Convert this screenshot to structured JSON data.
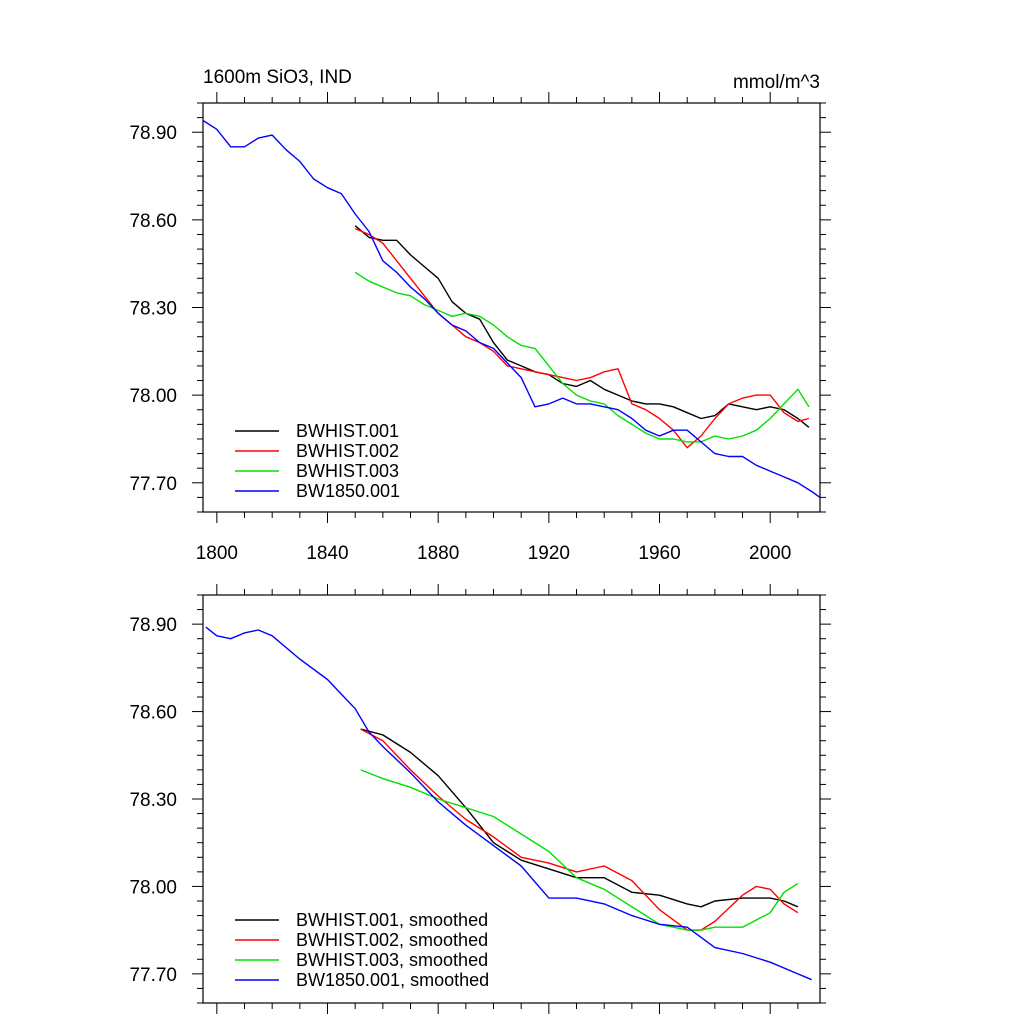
{
  "chart_data": [
    {
      "type": "line",
      "title": "1600m SiO3, IND",
      "units": "mmol/m^3",
      "xlim": [
        1795,
        2018
      ],
      "ylim": [
        77.6,
        79.0
      ],
      "xticks": [
        1800,
        1840,
        1880,
        1920,
        1960,
        2000
      ],
      "xtick_labels": [
        "1800",
        "1840",
        "1880",
        "1920",
        "1960",
        "2000"
      ],
      "yticks": [
        77.7,
        78.0,
        78.3,
        78.6,
        78.9
      ],
      "ytick_labels": [
        "77.70",
        "78.00",
        "78.30",
        "78.60",
        "78.90"
      ],
      "legend_position": "bottom-left",
      "series": [
        {
          "name": "BWHIST.001",
          "color": "#000000",
          "x": [
            1850,
            1855,
            1860,
            1865,
            1870,
            1875,
            1880,
            1885,
            1890,
            1895,
            1900,
            1905,
            1910,
            1915,
            1920,
            1925,
            1930,
            1935,
            1940,
            1945,
            1950,
            1955,
            1960,
            1965,
            1970,
            1975,
            1980,
            1985,
            1990,
            1995,
            2000,
            2005,
            2010,
            2014
          ],
          "y": [
            78.58,
            78.54,
            78.53,
            78.53,
            78.48,
            78.44,
            78.4,
            78.32,
            78.28,
            78.26,
            78.18,
            78.12,
            78.1,
            78.08,
            78.07,
            78.04,
            78.03,
            78.05,
            78.02,
            78.0,
            77.98,
            77.97,
            77.97,
            77.96,
            77.94,
            77.92,
            77.93,
            77.97,
            77.96,
            77.95,
            77.96,
            77.95,
            77.92,
            77.89
          ]
        },
        {
          "name": "BWHIST.002",
          "color": "#ff0000",
          "x": [
            1850,
            1855,
            1860,
            1865,
            1870,
            1875,
            1880,
            1885,
            1890,
            1895,
            1900,
            1905,
            1910,
            1915,
            1920,
            1925,
            1930,
            1935,
            1940,
            1945,
            1950,
            1955,
            1960,
            1965,
            1970,
            1975,
            1980,
            1985,
            1990,
            1995,
            2000,
            2005,
            2010,
            2014
          ],
          "y": [
            78.57,
            78.55,
            78.52,
            78.46,
            78.4,
            78.34,
            78.28,
            78.24,
            78.2,
            78.18,
            78.15,
            78.1,
            78.09,
            78.08,
            78.07,
            78.06,
            78.05,
            78.06,
            78.08,
            78.09,
            77.97,
            77.95,
            77.92,
            77.88,
            77.82,
            77.86,
            77.92,
            77.97,
            77.99,
            78.0,
            78.0,
            77.94,
            77.91,
            77.92
          ]
        },
        {
          "name": "BWHIST.003",
          "color": "#00e000",
          "x": [
            1850,
            1855,
            1860,
            1865,
            1870,
            1875,
            1880,
            1885,
            1890,
            1895,
            1900,
            1905,
            1910,
            1915,
            1920,
            1925,
            1930,
            1935,
            1940,
            1945,
            1950,
            1955,
            1960,
            1965,
            1970,
            1975,
            1980,
            1985,
            1990,
            1995,
            2000,
            2005,
            2010,
            2014
          ],
          "y": [
            78.42,
            78.39,
            78.37,
            78.35,
            78.34,
            78.31,
            78.29,
            78.27,
            78.28,
            78.27,
            78.24,
            78.2,
            78.17,
            78.16,
            78.1,
            78.04,
            78.0,
            77.98,
            77.97,
            77.93,
            77.9,
            77.87,
            77.85,
            77.85,
            77.84,
            77.84,
            77.86,
            77.85,
            77.86,
            77.88,
            77.92,
            77.97,
            78.02,
            77.96
          ]
        },
        {
          "name": "BW1850.001",
          "color": "#0000ff",
          "x": [
            1795,
            1800,
            1805,
            1810,
            1815,
            1820,
            1825,
            1830,
            1835,
            1840,
            1845,
            1850,
            1855,
            1860,
            1865,
            1870,
            1875,
            1880,
            1885,
            1890,
            1895,
            1900,
            1905,
            1910,
            1915,
            1920,
            1925,
            1930,
            1935,
            1940,
            1945,
            1950,
            1955,
            1960,
            1965,
            1970,
            1975,
            1980,
            1985,
            1990,
            1995,
            2000,
            2005,
            2010,
            2015,
            2018
          ],
          "y": [
            78.94,
            78.91,
            78.85,
            78.85,
            78.88,
            78.89,
            78.84,
            78.8,
            78.74,
            78.71,
            78.69,
            78.62,
            78.56,
            78.46,
            78.42,
            78.37,
            78.33,
            78.28,
            78.24,
            78.22,
            78.18,
            78.16,
            78.11,
            78.06,
            77.96,
            77.97,
            77.99,
            77.97,
            77.97,
            77.96,
            77.95,
            77.92,
            77.88,
            77.86,
            77.88,
            77.88,
            77.84,
            77.8,
            77.79,
            77.79,
            77.76,
            77.74,
            77.72,
            77.7,
            77.67,
            77.65
          ]
        }
      ]
    },
    {
      "type": "line",
      "xlim": [
        1795,
        2018
      ],
      "ylim": [
        77.6,
        79.0
      ],
      "xticks": [
        1800,
        1840,
        1880,
        1920,
        1960,
        2000
      ],
      "yticks": [
        77.7,
        78.0,
        78.3,
        78.6,
        78.9
      ],
      "ytick_labels": [
        "77.70",
        "78.00",
        "78.30",
        "78.60",
        "78.90"
      ],
      "legend_position": "bottom-left",
      "series": [
        {
          "name": "BWHIST.001, smoothed",
          "color": "#000000",
          "x": [
            1852,
            1860,
            1870,
            1880,
            1890,
            1900,
            1910,
            1920,
            1930,
            1940,
            1950,
            1960,
            1970,
            1975,
            1980,
            1990,
            2000,
            2005,
            2010
          ],
          "y": [
            78.54,
            78.52,
            78.46,
            78.38,
            78.27,
            78.15,
            78.09,
            78.06,
            78.03,
            78.03,
            77.98,
            77.97,
            77.94,
            77.93,
            77.95,
            77.96,
            77.96,
            77.95,
            77.93
          ]
        },
        {
          "name": "BWHIST.002, smoothed",
          "color": "#ff0000",
          "x": [
            1852,
            1860,
            1870,
            1880,
            1890,
            1900,
            1910,
            1920,
            1930,
            1940,
            1950,
            1960,
            1970,
            1975,
            1980,
            1990,
            1995,
            2000,
            2005,
            2010
          ],
          "y": [
            78.54,
            78.5,
            78.4,
            78.31,
            78.23,
            78.17,
            78.1,
            78.08,
            78.05,
            78.07,
            78.02,
            77.92,
            77.85,
            77.85,
            77.88,
            77.97,
            78.0,
            77.99,
            77.94,
            77.91
          ]
        },
        {
          "name": "BWHIST.003, smoothed",
          "color": "#00e000",
          "x": [
            1852,
            1860,
            1870,
            1880,
            1890,
            1900,
            1910,
            1920,
            1930,
            1940,
            1950,
            1960,
            1970,
            1975,
            1980,
            1990,
            2000,
            2005,
            2010
          ],
          "y": [
            78.4,
            78.37,
            78.34,
            78.3,
            78.27,
            78.24,
            78.18,
            78.12,
            78.03,
            77.99,
            77.93,
            77.87,
            77.85,
            77.85,
            77.86,
            77.86,
            77.91,
            77.98,
            78.01
          ]
        },
        {
          "name": "BW1850.001, smoothed",
          "color": "#0000ff",
          "x": [
            1796,
            1800,
            1805,
            1810,
            1815,
            1820,
            1830,
            1840,
            1845,
            1850,
            1855,
            1860,
            1870,
            1880,
            1890,
            1900,
            1910,
            1920,
            1930,
            1940,
            1950,
            1960,
            1970,
            1980,
            1990,
            2000,
            2010,
            2015
          ],
          "y": [
            78.89,
            78.86,
            78.85,
            78.87,
            78.88,
            78.86,
            78.78,
            78.71,
            78.66,
            78.61,
            78.53,
            78.48,
            78.39,
            78.29,
            78.21,
            78.14,
            78.07,
            77.96,
            77.96,
            77.94,
            77.9,
            77.87,
            77.86,
            77.79,
            77.77,
            77.74,
            77.7,
            77.68
          ]
        }
      ]
    }
  ]
}
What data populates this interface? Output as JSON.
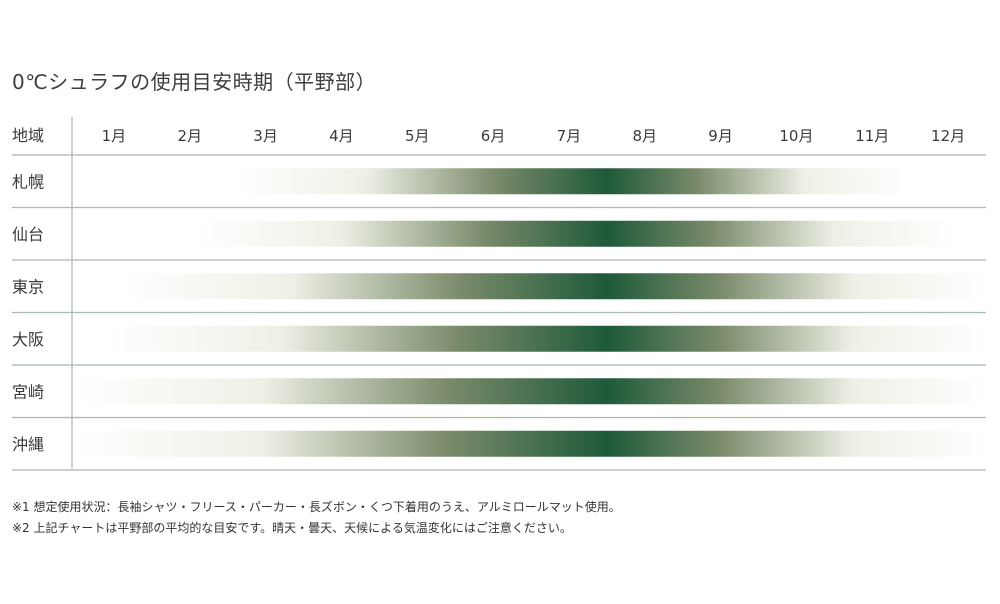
{
  "title": "0℃シュラフの使用目安時期（平野部）",
  "colors": {
    "peak": "#1e5a3a",
    "mid": "#7a8b6a",
    "light": "#eef0e6",
    "rule": "#a9b9ac",
    "text": "#3a3a3a"
  },
  "chart_data": {
    "type": "heatmap",
    "title": "0℃シュラフの使用目安時期（平野部）",
    "row_header": "地域",
    "columns": [
      "1月",
      "2月",
      "3月",
      "4月",
      "5月",
      "6月",
      "7月",
      "8月",
      "9月",
      "10月",
      "11月",
      "12月"
    ],
    "x_range_months": [
      0.5,
      12.5
    ],
    "rows": [
      {
        "label": "札幌",
        "start_month": 2.6,
        "peak_month": 7.5,
        "end_month": 11.5
      },
      {
        "label": "仙台",
        "start_month": 2.1,
        "peak_month": 7.5,
        "end_month": 12.1
      },
      {
        "label": "東京",
        "start_month": 1.1,
        "peak_month": 7.5,
        "end_month": 12.5
      },
      {
        "label": "大阪",
        "start_month": 0.9,
        "peak_month": 7.5,
        "end_month": 12.5
      },
      {
        "label": "宮崎",
        "start_month": 0.5,
        "peak_month": 7.5,
        "end_month": 12.5
      },
      {
        "label": "沖縄",
        "start_month": 0.5,
        "peak_month": 7.5,
        "end_month": 12.5
      }
    ]
  },
  "notes": [
    "※1 想定使用状況：長袖シャツ・フリース・パーカー・長ズボン・くつ下着用のうえ、アルミロールマット使用。",
    "※2 上記チャートは平野部の平均的な目安です。晴天・曇天、天候による気温変化にはご注意ください。"
  ]
}
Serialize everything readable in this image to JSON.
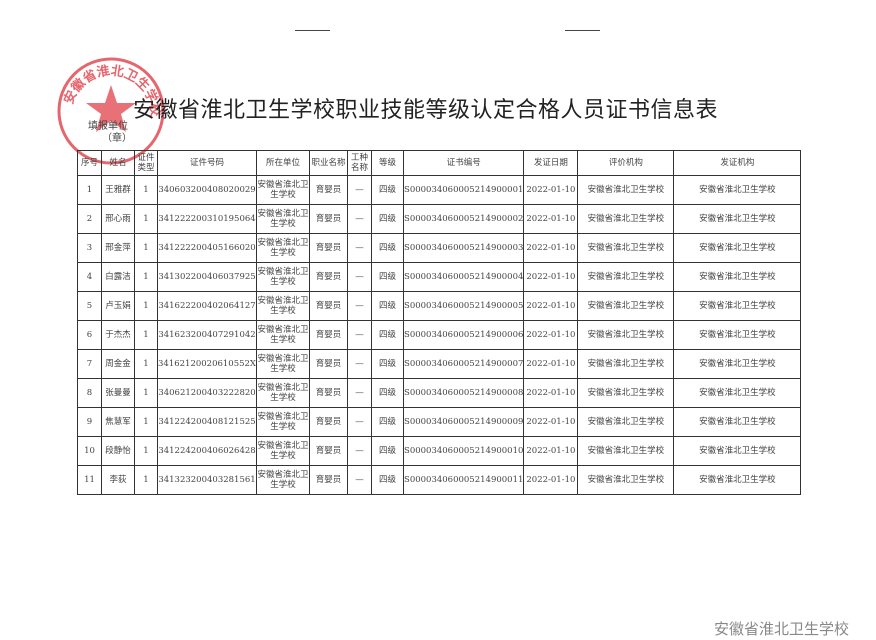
════════════════
Your instructions:
Gather each line of the listing that holds the string "this".

Result of the exercise:
Convert this screenshot to structured JSON data.
What data populates this interface? Output as JSON.
Serialize everything readable in this image to JSON.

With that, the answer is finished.